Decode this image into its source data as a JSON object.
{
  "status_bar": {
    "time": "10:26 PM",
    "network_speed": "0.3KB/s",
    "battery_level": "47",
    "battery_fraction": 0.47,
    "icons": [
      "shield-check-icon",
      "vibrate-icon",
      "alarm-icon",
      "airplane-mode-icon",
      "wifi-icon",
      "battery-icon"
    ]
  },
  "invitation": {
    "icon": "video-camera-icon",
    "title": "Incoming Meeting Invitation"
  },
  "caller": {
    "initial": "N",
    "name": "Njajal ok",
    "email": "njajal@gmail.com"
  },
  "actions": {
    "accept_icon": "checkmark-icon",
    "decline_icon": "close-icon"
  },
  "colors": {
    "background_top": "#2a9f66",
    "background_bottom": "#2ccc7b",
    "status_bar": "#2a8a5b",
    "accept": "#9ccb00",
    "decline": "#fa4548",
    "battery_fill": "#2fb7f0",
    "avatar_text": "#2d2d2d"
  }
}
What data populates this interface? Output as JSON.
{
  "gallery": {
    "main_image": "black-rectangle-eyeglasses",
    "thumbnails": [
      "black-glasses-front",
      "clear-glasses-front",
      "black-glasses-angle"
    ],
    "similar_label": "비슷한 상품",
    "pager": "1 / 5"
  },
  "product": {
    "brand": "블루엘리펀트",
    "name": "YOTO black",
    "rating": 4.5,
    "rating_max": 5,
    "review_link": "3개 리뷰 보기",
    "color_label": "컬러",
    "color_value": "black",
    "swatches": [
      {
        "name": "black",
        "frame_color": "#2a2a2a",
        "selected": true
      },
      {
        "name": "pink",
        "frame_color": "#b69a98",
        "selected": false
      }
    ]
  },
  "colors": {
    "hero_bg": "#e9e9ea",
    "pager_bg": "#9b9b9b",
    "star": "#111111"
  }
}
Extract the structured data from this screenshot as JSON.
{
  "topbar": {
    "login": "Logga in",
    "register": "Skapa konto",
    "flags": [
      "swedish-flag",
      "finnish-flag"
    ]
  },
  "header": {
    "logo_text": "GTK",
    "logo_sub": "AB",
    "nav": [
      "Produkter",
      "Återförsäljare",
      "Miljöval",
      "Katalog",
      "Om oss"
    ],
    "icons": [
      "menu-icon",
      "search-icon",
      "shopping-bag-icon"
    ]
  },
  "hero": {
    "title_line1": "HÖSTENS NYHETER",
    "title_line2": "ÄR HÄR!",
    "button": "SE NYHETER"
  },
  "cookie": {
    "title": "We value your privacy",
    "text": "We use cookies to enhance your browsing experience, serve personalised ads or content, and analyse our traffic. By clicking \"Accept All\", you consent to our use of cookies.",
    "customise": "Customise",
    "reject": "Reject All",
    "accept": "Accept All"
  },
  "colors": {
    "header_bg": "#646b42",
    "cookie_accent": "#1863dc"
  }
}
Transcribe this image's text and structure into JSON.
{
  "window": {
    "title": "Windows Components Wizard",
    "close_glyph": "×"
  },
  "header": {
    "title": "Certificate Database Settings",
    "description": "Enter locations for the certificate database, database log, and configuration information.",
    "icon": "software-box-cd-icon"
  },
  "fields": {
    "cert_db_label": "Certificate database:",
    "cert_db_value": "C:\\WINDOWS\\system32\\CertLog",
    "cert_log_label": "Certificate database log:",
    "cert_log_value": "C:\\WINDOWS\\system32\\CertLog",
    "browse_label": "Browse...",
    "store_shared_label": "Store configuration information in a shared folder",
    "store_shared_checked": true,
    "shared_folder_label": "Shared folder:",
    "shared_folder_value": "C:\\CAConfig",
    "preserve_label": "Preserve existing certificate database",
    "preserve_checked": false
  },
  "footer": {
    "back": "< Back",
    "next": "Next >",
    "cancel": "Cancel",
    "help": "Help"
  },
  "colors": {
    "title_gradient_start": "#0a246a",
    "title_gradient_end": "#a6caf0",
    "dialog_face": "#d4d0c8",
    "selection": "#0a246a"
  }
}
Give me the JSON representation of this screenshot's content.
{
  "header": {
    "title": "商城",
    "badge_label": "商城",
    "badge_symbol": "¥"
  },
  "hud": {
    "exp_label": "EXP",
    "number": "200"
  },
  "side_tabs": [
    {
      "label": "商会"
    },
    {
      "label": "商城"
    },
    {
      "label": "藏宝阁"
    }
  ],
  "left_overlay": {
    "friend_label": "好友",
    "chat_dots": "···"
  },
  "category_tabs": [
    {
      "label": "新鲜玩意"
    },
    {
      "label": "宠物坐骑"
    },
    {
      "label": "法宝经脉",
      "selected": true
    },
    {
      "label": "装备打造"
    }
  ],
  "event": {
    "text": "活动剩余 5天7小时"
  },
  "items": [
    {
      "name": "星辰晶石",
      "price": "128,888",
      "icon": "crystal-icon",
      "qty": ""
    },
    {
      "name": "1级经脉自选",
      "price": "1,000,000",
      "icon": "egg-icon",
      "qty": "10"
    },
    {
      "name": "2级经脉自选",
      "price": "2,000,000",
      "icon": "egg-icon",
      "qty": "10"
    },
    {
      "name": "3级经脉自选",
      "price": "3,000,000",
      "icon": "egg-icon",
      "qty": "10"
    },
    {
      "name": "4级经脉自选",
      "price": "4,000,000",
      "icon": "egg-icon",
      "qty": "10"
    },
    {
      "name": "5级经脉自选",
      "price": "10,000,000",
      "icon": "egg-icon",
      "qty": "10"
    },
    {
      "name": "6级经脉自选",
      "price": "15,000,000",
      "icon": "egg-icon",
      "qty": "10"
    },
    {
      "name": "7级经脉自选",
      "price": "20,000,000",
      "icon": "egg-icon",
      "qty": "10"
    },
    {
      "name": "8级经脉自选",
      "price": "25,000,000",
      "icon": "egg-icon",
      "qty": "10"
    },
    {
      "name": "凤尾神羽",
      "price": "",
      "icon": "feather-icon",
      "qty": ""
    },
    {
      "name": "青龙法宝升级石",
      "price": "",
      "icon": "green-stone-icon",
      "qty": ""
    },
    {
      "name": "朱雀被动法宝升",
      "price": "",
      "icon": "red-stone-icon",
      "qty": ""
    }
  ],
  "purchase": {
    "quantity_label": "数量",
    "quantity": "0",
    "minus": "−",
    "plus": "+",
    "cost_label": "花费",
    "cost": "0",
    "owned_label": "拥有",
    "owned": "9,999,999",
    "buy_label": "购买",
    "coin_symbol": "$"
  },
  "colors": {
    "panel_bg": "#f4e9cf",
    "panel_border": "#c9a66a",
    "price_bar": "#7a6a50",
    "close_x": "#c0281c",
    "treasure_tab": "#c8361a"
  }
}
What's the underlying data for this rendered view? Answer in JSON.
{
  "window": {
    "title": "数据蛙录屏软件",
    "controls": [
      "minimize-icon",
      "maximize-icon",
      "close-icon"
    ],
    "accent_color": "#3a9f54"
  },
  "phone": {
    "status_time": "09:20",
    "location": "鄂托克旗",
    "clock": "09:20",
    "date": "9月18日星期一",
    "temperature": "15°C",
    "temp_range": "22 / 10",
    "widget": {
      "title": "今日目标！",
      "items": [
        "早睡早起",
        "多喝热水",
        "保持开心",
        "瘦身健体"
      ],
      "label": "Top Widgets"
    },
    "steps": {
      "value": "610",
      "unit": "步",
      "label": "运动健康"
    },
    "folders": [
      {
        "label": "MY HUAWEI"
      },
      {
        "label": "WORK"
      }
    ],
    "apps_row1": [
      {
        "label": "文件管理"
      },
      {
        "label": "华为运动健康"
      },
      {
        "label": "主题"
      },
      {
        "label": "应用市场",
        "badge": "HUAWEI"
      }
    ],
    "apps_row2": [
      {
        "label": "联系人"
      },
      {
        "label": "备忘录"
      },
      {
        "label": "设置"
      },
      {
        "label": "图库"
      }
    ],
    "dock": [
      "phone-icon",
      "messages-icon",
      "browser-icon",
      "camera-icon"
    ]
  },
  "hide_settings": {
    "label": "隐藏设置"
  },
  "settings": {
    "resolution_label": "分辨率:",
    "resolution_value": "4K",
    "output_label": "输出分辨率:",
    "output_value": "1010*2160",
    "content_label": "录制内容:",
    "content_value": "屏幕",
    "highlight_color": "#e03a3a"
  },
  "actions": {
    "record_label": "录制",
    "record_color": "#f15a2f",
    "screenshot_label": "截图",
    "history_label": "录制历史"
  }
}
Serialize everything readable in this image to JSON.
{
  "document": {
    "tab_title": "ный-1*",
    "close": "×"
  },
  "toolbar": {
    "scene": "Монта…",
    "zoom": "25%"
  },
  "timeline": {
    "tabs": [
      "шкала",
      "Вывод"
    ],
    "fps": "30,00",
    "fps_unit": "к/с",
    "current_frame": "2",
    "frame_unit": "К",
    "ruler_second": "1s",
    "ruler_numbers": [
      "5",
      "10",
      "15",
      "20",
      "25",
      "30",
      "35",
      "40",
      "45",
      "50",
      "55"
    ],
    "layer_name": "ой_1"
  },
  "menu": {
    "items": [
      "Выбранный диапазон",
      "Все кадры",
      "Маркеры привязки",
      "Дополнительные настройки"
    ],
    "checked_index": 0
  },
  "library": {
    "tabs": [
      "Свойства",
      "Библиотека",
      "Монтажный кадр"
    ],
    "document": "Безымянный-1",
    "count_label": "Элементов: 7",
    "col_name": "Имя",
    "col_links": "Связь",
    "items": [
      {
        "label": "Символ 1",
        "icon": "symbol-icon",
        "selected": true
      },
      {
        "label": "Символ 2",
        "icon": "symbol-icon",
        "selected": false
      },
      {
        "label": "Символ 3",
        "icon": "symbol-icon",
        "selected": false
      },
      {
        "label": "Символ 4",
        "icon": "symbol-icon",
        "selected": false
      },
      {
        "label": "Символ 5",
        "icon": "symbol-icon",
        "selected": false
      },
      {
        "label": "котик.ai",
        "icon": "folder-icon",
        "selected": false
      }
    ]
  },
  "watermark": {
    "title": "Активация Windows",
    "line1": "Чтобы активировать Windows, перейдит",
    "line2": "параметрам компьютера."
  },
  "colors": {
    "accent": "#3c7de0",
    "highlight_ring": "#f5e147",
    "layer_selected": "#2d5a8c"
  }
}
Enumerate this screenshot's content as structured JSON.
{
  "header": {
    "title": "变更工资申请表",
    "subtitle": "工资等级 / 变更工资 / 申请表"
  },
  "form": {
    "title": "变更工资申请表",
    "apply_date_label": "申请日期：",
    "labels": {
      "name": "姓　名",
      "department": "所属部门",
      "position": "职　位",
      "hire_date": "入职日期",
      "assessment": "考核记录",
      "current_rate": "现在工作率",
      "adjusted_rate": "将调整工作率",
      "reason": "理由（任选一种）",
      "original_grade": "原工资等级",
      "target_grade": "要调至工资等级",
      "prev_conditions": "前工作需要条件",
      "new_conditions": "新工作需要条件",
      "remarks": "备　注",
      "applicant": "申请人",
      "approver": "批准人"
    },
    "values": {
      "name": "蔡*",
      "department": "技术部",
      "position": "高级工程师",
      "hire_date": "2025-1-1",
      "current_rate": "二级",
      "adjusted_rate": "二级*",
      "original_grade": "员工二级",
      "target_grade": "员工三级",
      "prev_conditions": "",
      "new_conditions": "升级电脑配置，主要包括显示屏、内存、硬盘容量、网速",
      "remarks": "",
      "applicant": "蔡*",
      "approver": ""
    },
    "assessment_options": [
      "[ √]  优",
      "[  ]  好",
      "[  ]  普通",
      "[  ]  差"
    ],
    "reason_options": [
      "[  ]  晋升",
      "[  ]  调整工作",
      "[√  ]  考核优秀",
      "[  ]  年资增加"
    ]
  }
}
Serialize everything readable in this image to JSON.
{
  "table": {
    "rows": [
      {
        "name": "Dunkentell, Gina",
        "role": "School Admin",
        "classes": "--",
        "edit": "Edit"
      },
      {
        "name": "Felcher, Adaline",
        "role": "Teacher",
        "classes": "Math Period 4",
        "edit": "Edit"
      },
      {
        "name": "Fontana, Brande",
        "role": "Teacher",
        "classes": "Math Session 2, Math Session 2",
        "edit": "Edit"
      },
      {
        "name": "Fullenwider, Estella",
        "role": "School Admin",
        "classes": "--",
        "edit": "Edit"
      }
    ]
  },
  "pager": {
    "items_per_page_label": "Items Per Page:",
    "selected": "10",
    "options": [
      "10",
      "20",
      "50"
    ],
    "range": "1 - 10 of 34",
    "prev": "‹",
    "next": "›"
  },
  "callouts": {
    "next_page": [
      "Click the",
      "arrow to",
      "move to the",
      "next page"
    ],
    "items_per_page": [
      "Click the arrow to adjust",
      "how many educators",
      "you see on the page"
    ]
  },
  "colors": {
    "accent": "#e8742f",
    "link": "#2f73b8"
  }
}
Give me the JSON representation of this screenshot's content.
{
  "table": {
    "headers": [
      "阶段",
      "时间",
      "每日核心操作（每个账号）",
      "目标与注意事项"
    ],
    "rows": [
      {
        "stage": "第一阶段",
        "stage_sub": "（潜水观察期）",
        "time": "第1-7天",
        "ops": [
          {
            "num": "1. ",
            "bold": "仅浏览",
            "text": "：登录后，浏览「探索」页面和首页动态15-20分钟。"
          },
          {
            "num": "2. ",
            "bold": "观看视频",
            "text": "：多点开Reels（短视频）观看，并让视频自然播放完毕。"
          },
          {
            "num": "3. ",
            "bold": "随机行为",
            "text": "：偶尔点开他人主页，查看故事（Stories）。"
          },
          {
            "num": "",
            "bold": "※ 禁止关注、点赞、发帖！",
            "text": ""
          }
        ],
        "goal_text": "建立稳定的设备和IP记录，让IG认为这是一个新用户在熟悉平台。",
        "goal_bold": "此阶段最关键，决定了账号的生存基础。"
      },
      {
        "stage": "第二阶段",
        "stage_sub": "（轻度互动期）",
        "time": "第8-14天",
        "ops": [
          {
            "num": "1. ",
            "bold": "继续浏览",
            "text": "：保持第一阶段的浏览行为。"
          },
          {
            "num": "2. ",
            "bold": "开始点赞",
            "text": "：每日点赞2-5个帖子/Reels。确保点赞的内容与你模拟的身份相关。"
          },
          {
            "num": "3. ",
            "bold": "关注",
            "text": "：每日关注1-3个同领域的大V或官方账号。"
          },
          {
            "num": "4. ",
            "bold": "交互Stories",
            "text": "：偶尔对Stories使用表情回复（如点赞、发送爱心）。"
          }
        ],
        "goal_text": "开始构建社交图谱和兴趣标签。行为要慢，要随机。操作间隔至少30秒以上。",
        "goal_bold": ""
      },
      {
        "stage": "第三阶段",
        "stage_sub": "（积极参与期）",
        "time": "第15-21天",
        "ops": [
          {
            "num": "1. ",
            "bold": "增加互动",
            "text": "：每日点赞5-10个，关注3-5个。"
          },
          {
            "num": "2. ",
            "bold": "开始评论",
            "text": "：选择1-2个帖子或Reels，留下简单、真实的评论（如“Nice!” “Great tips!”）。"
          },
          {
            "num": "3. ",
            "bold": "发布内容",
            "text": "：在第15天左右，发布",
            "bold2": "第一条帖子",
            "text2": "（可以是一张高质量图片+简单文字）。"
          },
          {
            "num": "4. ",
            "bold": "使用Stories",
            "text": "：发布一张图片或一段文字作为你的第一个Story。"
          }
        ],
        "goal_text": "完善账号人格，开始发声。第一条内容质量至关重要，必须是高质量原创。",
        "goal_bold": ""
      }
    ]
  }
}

==*==

**SET PROBLEM:** Count the lines in the material above where the string "structured" appears, then state only that count.

**CORRECT OUTPUT:** 2